- TASK OBJECTIVE -
Copy out each line below exactly as it appears.

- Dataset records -
* * * * * * *
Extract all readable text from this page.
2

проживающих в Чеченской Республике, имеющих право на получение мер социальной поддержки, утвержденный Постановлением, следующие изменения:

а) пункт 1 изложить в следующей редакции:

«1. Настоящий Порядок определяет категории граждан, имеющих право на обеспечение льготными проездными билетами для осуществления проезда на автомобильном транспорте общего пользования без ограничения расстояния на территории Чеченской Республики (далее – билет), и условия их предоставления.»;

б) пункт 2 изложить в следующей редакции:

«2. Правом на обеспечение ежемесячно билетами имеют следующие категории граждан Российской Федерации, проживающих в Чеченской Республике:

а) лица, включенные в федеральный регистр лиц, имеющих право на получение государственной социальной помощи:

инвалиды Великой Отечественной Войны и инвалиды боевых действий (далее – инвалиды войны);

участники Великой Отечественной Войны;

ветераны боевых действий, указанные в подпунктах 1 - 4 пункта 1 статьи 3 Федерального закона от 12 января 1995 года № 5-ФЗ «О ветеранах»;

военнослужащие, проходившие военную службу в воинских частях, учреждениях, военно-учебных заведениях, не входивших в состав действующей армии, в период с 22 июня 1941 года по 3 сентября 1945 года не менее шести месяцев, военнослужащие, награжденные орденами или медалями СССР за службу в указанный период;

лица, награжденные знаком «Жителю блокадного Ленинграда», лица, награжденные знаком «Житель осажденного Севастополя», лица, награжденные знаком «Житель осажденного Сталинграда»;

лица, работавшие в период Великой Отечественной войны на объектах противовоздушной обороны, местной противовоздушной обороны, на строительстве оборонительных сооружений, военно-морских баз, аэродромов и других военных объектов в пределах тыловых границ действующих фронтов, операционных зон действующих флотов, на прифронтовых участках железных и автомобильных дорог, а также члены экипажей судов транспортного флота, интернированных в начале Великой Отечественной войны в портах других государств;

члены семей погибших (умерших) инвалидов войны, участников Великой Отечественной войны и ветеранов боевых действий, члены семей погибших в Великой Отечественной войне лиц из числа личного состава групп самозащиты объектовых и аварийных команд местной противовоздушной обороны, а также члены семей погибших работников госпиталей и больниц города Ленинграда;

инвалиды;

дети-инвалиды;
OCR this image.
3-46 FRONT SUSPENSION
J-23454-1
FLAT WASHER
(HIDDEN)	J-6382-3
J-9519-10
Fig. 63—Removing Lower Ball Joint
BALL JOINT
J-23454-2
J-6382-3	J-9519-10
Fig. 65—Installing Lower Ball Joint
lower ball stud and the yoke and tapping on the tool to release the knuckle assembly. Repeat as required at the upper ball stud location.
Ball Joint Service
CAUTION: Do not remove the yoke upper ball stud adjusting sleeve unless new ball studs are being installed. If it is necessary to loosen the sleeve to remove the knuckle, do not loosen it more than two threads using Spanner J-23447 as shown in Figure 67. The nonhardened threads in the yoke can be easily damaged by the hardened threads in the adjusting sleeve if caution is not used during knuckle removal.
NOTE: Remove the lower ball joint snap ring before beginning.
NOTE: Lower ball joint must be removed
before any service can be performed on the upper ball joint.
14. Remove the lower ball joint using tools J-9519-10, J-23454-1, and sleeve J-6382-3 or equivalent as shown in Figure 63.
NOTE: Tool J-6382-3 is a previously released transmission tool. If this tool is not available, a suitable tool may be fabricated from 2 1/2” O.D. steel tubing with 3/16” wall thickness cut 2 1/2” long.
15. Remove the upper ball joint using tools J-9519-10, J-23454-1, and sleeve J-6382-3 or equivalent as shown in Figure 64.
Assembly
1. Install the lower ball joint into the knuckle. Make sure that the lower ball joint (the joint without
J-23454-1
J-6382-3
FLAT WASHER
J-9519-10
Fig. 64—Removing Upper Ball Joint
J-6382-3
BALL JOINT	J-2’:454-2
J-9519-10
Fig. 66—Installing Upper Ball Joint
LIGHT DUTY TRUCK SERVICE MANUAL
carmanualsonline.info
* * * * * * *
- WRITTEN RESPONSE -
Extract all readable text from this page.
2

проживающих в Чеченской Республике, имеющих право на получение мер социальной поддержки, утвержденный Постановлением, следующие изменения:

а) пункт 1 изложить в следующей редакции:

«1. Настоящий Порядок определяет категории граждан, имеющих право на обеспечение льготными проездными билетами для осуществления проезда на автомобильном транспорте общего пользования без ограничения расстояния на территории Чеченской Республики (далее – билет), и условия их предоставления.»;

б) пункт 2 изложить в следующей редакции:

«2. Правом на обеспечение ежемесячно билетами имеют следующие категории граждан Российской Федерации, проживающих в Чеченской Республике:

а) лица, включенные в федеральный регистр лиц, имеющих право на получение государственной социальной помощи:

инвалиды Великой Отечественной Войны и инвалиды боевых действий (далее – инвалиды войны);

участники Великой Отечественной Войны;

ветераны боевых действий, указанные в подпунктах 1 - 4 пункта 1 статьи 3 Федерального закона от 12 января 1995 года № 5-ФЗ «О ветеранах»;

военнослужащие, проходившие военную службу в воинских частях, учреждениях, военно-учебных заведениях, не входивших в состав действующей армии, в период с 22 июня 1941 года по 3 сентября 1945 года не менее шести месяцев, военнослужащие, награжденные орденами или медалями СССР за службу в указанный период;

лица, награжденные знаком «Жителю блокадного Ленинграда», лица, награжденные знаком «Житель осажденного Севастополя», лица, награжденные знаком «Житель осажденного Сталинграда»;

лица, работавшие в период Великой Отечественной войны на объектах противовоздушной обороны, местной противовоздушной обороны, на строительстве оборонительных сооружений, военно-морских баз, аэродромов и других военных объектов в пределах тыловых границ действующих фронтов, операционных зон действующих флотов, на прифронтовых участках железных и автомобильных дорог, а также члены экипажей судов транспортного флота, интернированных в начале Великой Отечественной войны в портах других государств;

члены семей погибших (умерших) инвалидов войны, участников Великой Отечественной войны и ветеранов боевых действий, члены семей погибших в Великой Отечественной войне лиц из числа личного состава групп самозащиты объектовых и аварийных команд местной противовоздушной обороны, а также члены семей погибших работников госпиталей и больниц города Ленинграда;

инвалиды;

дети-инвалиды;
OCR this image.
3-46 FRONT SUSPENSION
J-23454-1
FLAT WASHER
(HIDDEN)	J-6382-3
J-9519-10
Fig. 63—Removing Lower Ball Joint
BALL JOINT
J-23454-2
J-6382-3	J-9519-10
Fig. 65—Installing Lower Ball Joint
lower ball stud and the yoke and tapping on the tool to release the knuckle assembly. Repeat as required at the upper ball stud location.
Ball Joint Service
CAUTION: Do not remove the yoke upper ball stud adjusting sleeve unless new ball studs are being installed. If it is necessary to loosen the sleeve to remove the knuckle, do not loosen it more than two threads using Spanner J-23447 as shown in Figure 67. The nonhardened threads in the yoke can be easily damaged by the hardened threads in the adjusting sleeve if caution is not used during knuckle removal.
NOTE: Remove the lower ball joint snap ring before beginning.
NOTE: Lower ball joint must be removed
before any service can be performed on the upper ball joint.
14. Remove the lower ball joint using tools J-9519-10, J-23454-1, and sleeve J-6382-3 or equivalent as shown in Figure 63.
NOTE: Tool J-6382-3 is a previously released transmission tool. If this tool is not available, a suitable tool may be fabricated from 2 1/2” O.D. steel tubing with 3/16” wall thickness cut 2 1/2” long.
15. Remove the upper ball joint using tools J-9519-10, J-23454-1, and sleeve J-6382-3 or equivalent as shown in Figure 64.
Assembly
1. Install the lower ball joint into the knuckle. Make sure that the lower ball joint (the joint without
J-23454-1
J-6382-3
FLAT WASHER
J-9519-10
Fig. 64—Removing Upper Ball Joint
J-6382-3
BALL JOINT	J-2’:454-2
J-9519-10
Fig. 66—Installing Upper Ball Joint
LIGHT DUTY TRUCK SERVICE MANUAL
carmanualsonline.info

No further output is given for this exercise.